**Task objective**
Leave out the pictures and copy everything else in the entries exactly.
— Start —
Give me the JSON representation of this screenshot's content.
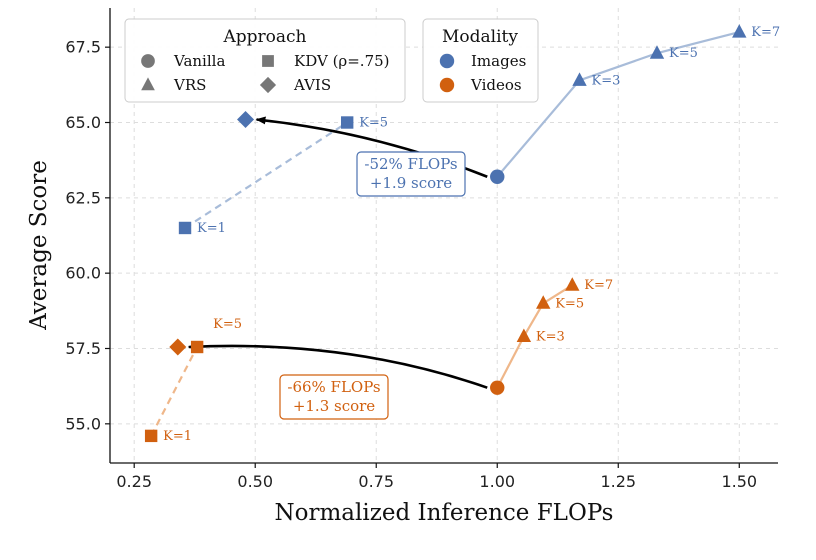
{
  "colors": {
    "images": "#4c72b0",
    "images_line": "#a8bcd9",
    "videos": "#d1600f",
    "videos_line": "#efb78a",
    "grid": "#dddddd",
    "arrow": "#000000",
    "legend_gray": "#777777"
  },
  "chart_data": {
    "type": "scatter",
    "xlabel": "Normalized Inference FLOPs",
    "ylabel": "Average Score",
    "xlim": [
      0.2,
      1.58
    ],
    "ylim": [
      53.7,
      68.8
    ],
    "xticks": [
      0.25,
      0.5,
      0.75,
      1.0,
      1.25,
      1.5
    ],
    "xtick_labels": [
      "0.25",
      "0.50",
      "0.75",
      "1.00",
      "1.25",
      "1.50"
    ],
    "yticks": [
      55.0,
      57.5,
      60.0,
      62.5,
      65.0,
      67.5
    ],
    "ytick_labels": [
      "55.0",
      "57.5",
      "60.0",
      "62.5",
      "65.0",
      "67.5"
    ],
    "grid": true,
    "series": [
      {
        "name": "Images",
        "modality": "images",
        "points": [
          {
            "approach": "Vanilla",
            "x": 1.0,
            "y": 63.2,
            "label": ""
          },
          {
            "approach": "VRS",
            "x": 1.17,
            "y": 66.4,
            "label": "K=3"
          },
          {
            "approach": "VRS",
            "x": 1.33,
            "y": 67.3,
            "label": "K=5"
          },
          {
            "approach": "VRS",
            "x": 1.5,
            "y": 68.0,
            "label": "K=7"
          },
          {
            "approach": "KDV",
            "x": 0.355,
            "y": 61.5,
            "label": "K=1"
          },
          {
            "approach": "KDV",
            "x": 0.69,
            "y": 65.0,
            "label": "K=5"
          },
          {
            "approach": "AVIS",
            "x": 0.48,
            "y": 65.1,
            "label": ""
          }
        ]
      },
      {
        "name": "Videos",
        "modality": "videos",
        "points": [
          {
            "approach": "Vanilla",
            "x": 1.0,
            "y": 56.2,
            "label": ""
          },
          {
            "approach": "VRS",
            "x": 1.055,
            "y": 57.9,
            "label": "K=3"
          },
          {
            "approach": "VRS",
            "x": 1.095,
            "y": 59.0,
            "label": "K=5"
          },
          {
            "approach": "VRS",
            "x": 1.155,
            "y": 59.6,
            "label": "K=7"
          },
          {
            "approach": "KDV",
            "x": 0.285,
            "y": 54.6,
            "label": "K=1"
          },
          {
            "approach": "KDV",
            "x": 0.38,
            "y": 57.55,
            "label": "K=5"
          },
          {
            "approach": "AVIS",
            "x": 0.34,
            "y": 57.55,
            "label": ""
          }
        ]
      }
    ],
    "annotations": [
      {
        "modality": "images",
        "lines": [
          "-52% FLOPs",
          "+1.9 score"
        ],
        "from": [
          1.0,
          63.2
        ],
        "to": [
          0.48,
          65.1
        ]
      },
      {
        "modality": "videos",
        "lines": [
          "-66% FLOPs",
          "+1.3 score"
        ],
        "from": [
          1.0,
          56.2
        ],
        "to": [
          0.34,
          57.55
        ]
      }
    ],
    "legends": {
      "approach": {
        "title": "Approach",
        "items": [
          {
            "label": "Vanilla",
            "marker": "circle"
          },
          {
            "label": "VRS",
            "marker": "triangle"
          },
          {
            "label": "KDV (ρ=.75)",
            "marker": "square"
          },
          {
            "label": "AVIS",
            "marker": "diamond"
          }
        ]
      },
      "modality": {
        "title": "Modality",
        "items": [
          {
            "label": "Images",
            "modality": "images"
          },
          {
            "label": "Videos",
            "modality": "videos"
          }
        ]
      }
    }
  }
}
— End —
**Solution for this task**
Give me the JSON representation of this screenshot's content.
{
  "colors": {
    "images": "#4c72b0",
    "images_line": "#a8bcd9",
    "videos": "#d1600f",
    "videos_line": "#efb78a",
    "grid": "#dddddd",
    "arrow": "#000000",
    "legend_gray": "#777777"
  },
  "chart_data": {
    "type": "scatter",
    "xlabel": "Normalized Inference FLOPs",
    "ylabel": "Average Score",
    "xlim": [
      0.2,
      1.58
    ],
    "ylim": [
      53.7,
      68.8
    ],
    "xticks": [
      0.25,
      0.5,
      0.75,
      1.0,
      1.25,
      1.5
    ],
    "xtick_labels": [
      "0.25",
      "0.50",
      "0.75",
      "1.00",
      "1.25",
      "1.50"
    ],
    "yticks": [
      55.0,
      57.5,
      60.0,
      62.5,
      65.0,
      67.5
    ],
    "ytick_labels": [
      "55.0",
      "57.5",
      "60.0",
      "62.5",
      "65.0",
      "67.5"
    ],
    "grid": true,
    "series": [
      {
        "name": "Images",
        "modality": "images",
        "points": [
          {
            "approach": "Vanilla",
            "x": 1.0,
            "y": 63.2,
            "label": ""
          },
          {
            "approach": "VRS",
            "x": 1.17,
            "y": 66.4,
            "label": "K=3"
          },
          {
            "approach": "VRS",
            "x": 1.33,
            "y": 67.3,
            "label": "K=5"
          },
          {
            "approach": "VRS",
            "x": 1.5,
            "y": 68.0,
            "label": "K=7"
          },
          {
            "approach": "KDV",
            "x": 0.355,
            "y": 61.5,
            "label": "K=1"
          },
          {
            "approach": "KDV",
            "x": 0.69,
            "y": 65.0,
            "label": "K=5"
          },
          {
            "approach": "AVIS",
            "x": 0.48,
            "y": 65.1,
            "label": ""
          }
        ]
      },
      {
        "name": "Videos",
        "modality": "videos",
        "points": [
          {
            "approach": "Vanilla",
            "x": 1.0,
            "y": 56.2,
            "label": ""
          },
          {
            "approach": "VRS",
            "x": 1.055,
            "y": 57.9,
            "label": "K=3"
          },
          {
            "approach": "VRS",
            "x": 1.095,
            "y": 59.0,
            "label": "K=5"
          },
          {
            "approach": "VRS",
            "x": 1.155,
            "y": 59.6,
            "label": "K=7"
          },
          {
            "approach": "KDV",
            "x": 0.285,
            "y": 54.6,
            "label": "K=1"
          },
          {
            "approach": "KDV",
            "x": 0.38,
            "y": 57.55,
            "label": "K=5"
          },
          {
            "approach": "AVIS",
            "x": 0.34,
            "y": 57.55,
            "label": ""
          }
        ]
      }
    ],
    "annotations": [
      {
        "modality": "images",
        "lines": [
          "-52% FLOPs",
          "+1.9 score"
        ],
        "from": [
          1.0,
          63.2
        ],
        "to": [
          0.48,
          65.1
        ]
      },
      {
        "modality": "videos",
        "lines": [
          "-66% FLOPs",
          "+1.3 score"
        ],
        "from": [
          1.0,
          56.2
        ],
        "to": [
          0.34,
          57.55
        ]
      }
    ],
    "legends": {
      "approach": {
        "title": "Approach",
        "items": [
          {
            "label": "Vanilla",
            "marker": "circle"
          },
          {
            "label": "VRS",
            "marker": "triangle"
          },
          {
            "label": "KDV (ρ=.75)",
            "marker": "square"
          },
          {
            "label": "AVIS",
            "marker": "diamond"
          }
        ]
      },
      "modality": {
        "title": "Modality",
        "items": [
          {
            "label": "Images",
            "modality": "images"
          },
          {
            "label": "Videos",
            "modality": "videos"
          }
        ]
      }
    }
  }
}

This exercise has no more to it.